## START

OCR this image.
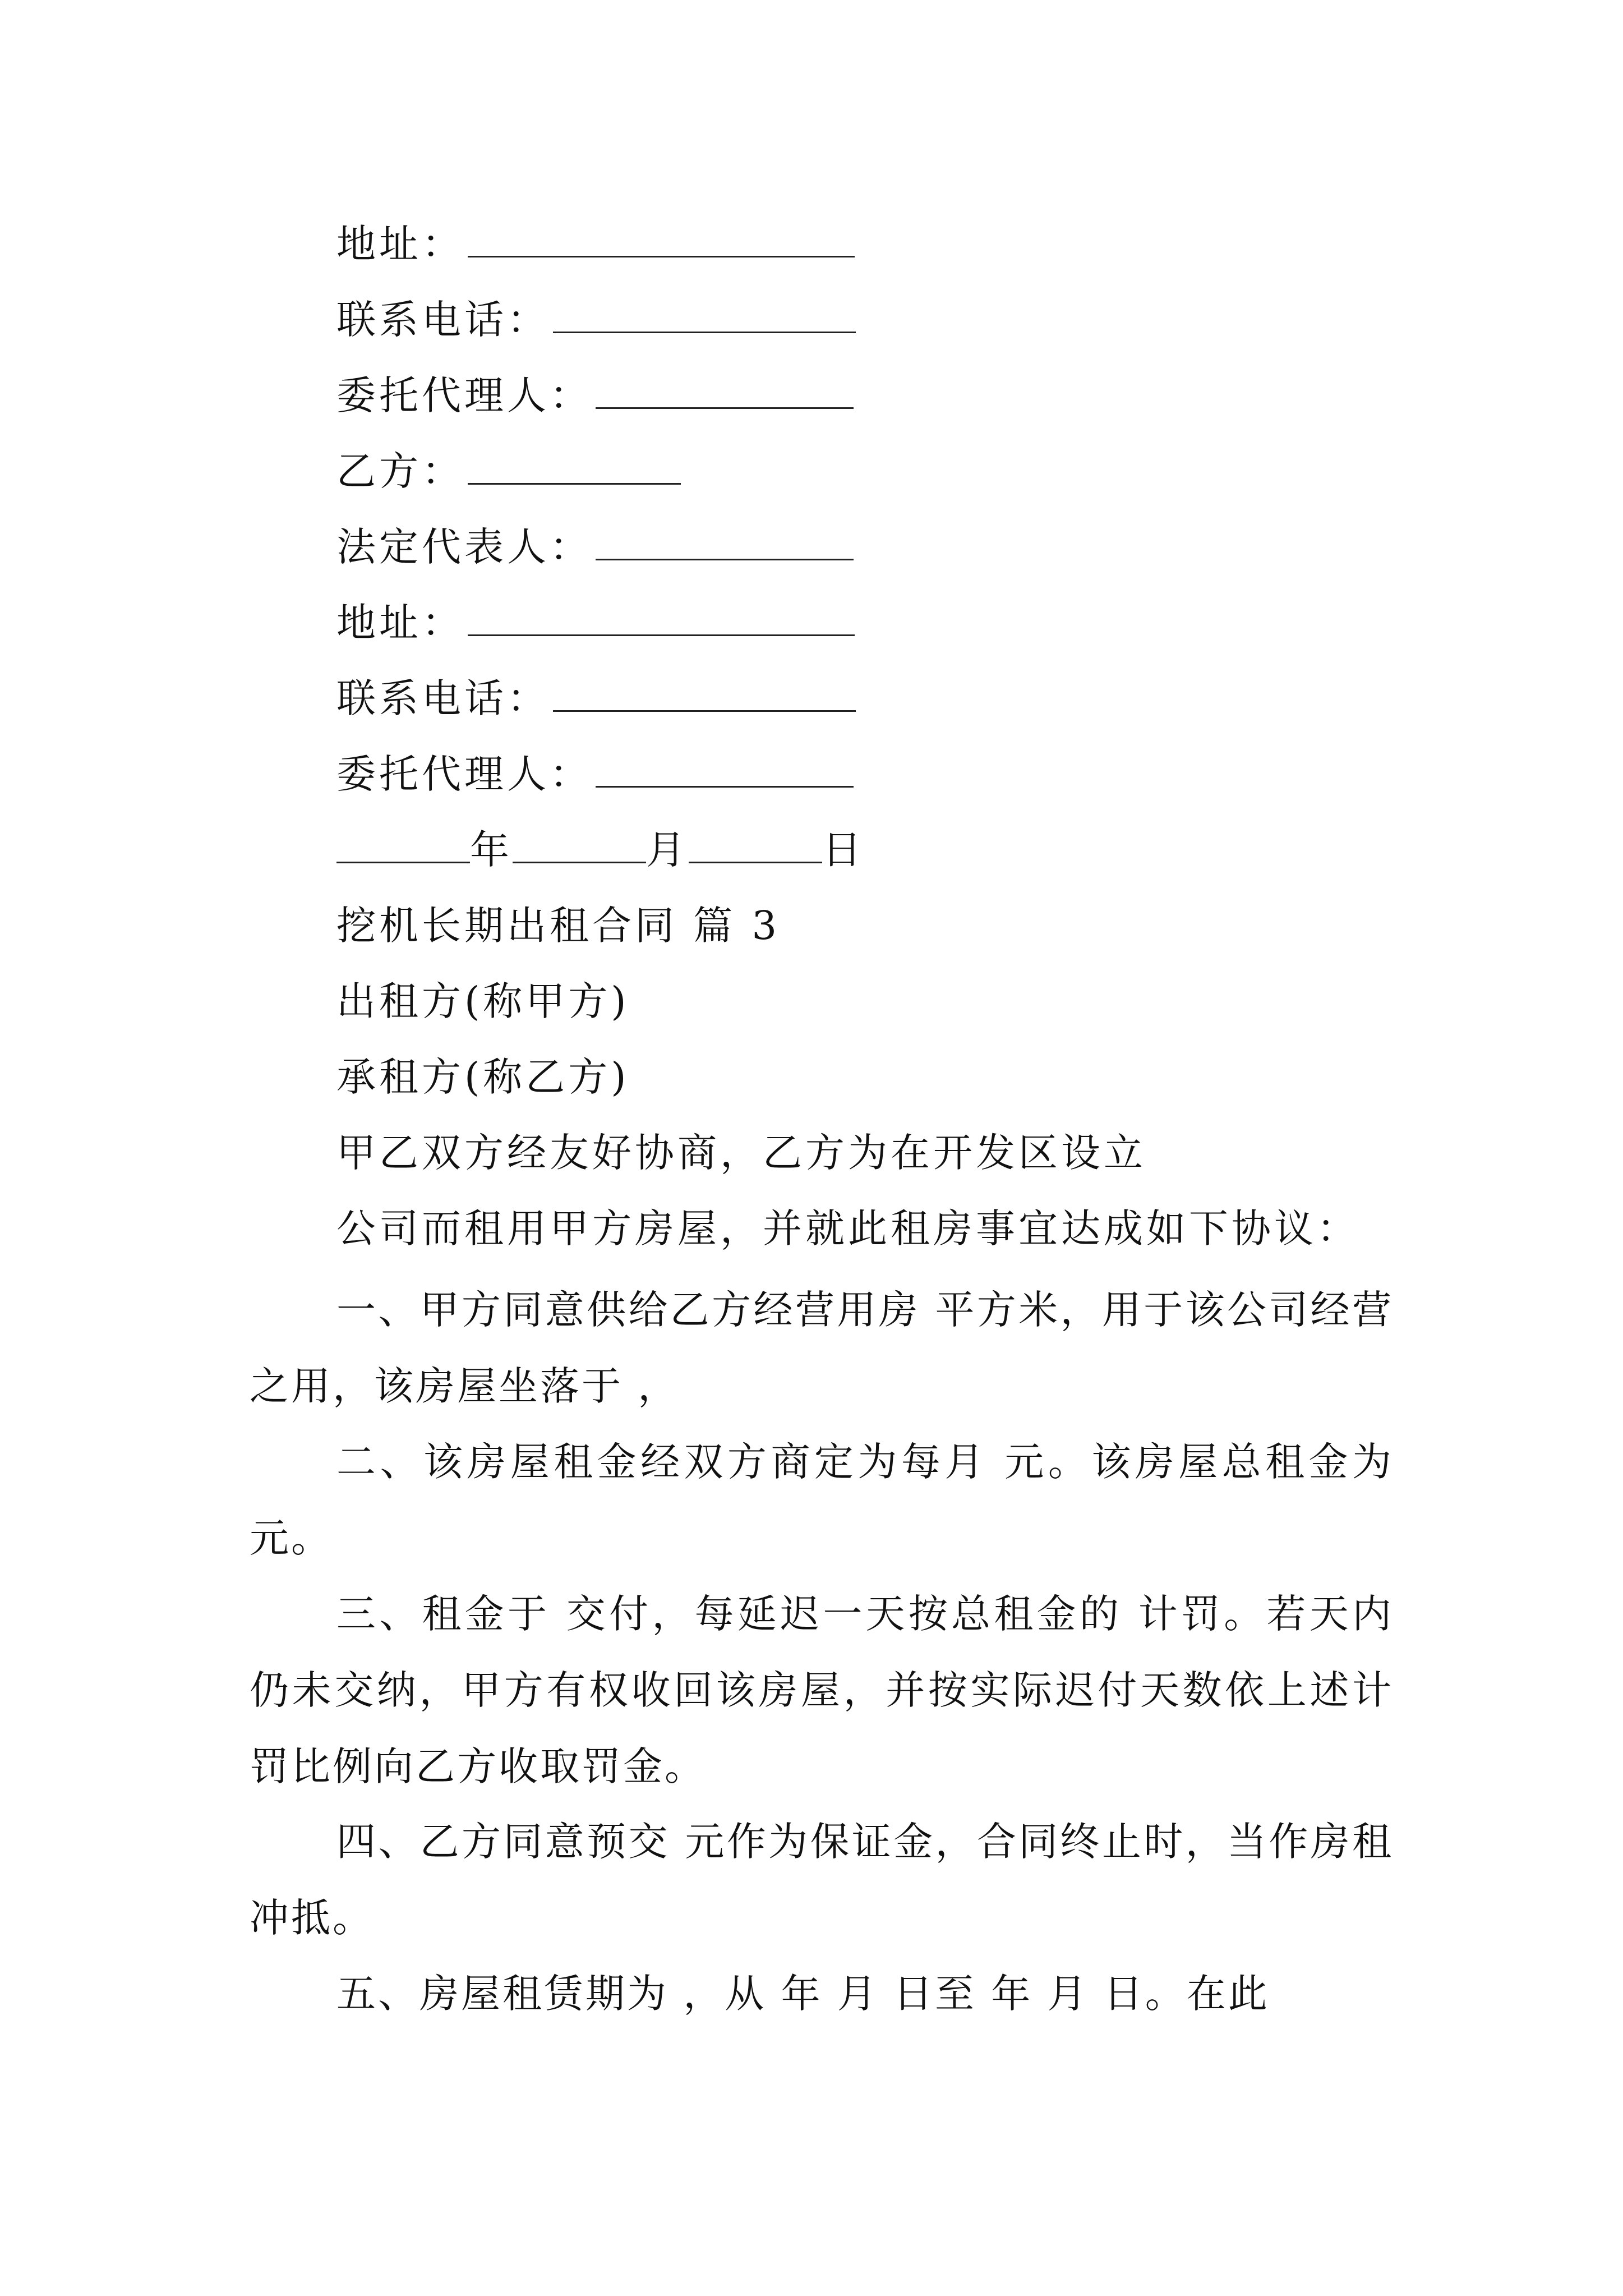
地址：
联系电话：
委托代理人：
乙方：
法定代表人：
地址：
联系电话：
委托代理人：
年	月	日
挖机长期出租合同 篇 3
出租方(称甲方)
承租方(称乙方)
甲乙双方经友好协商，乙方为在开发区设立
公司而租用甲方房屋，并就此租房事宜达成如下协议：
一、甲方同意供给乙方经营用房 平方米，用于该公司经营之用，该房屋坐落于 ，
二、该房屋租金经双方商定为每月 元。该房屋总租金为 元。
三、租金于 交付，每延迟一天按总租金的 计罚。若天内仍未交纳，甲方有权收回该房屋，并按实际迟付天数依上述计罚比例向乙方收取罚金。
四、乙方同意预交 元作为保证金，合同终止时，当作房租冲抵。
五、房屋租赁期为 ，从 年 月 日至 年 月 日。在此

## END

Would you set down the listing exactly, omitting pictures?

== Answer to the exercise ==
OCR this image.
地址：
联系电话：
委托代理人：
乙方：
法定代表人：
地址：
联系电话：
委托代理人：
年	月	日
挖机长期出租合同 篇 3
出租方(称甲方)
承租方(称乙方)
甲乙双方经友好协商，乙方为在开发区设立
公司而租用甲方房屋，并就此租房事宜达成如下协议：
一、甲方同意供给乙方经营用房 平方米，用于该公司经营之用，该房屋坐落于 ，
二、该房屋租金经双方商定为每月 元。该房屋总租金为 元。
三、租金于 交付，每延迟一天按总租金的 计罚。若天内仍未交纳，甲方有权收回该房屋，并按实际迟付天数依上述计罚比例向乙方收取罚金。
四、乙方同意预交 元作为保证金，合同终止时，当作房租冲抵。
五、房屋租赁期为 ，从 年 月 日至 年 月 日。在此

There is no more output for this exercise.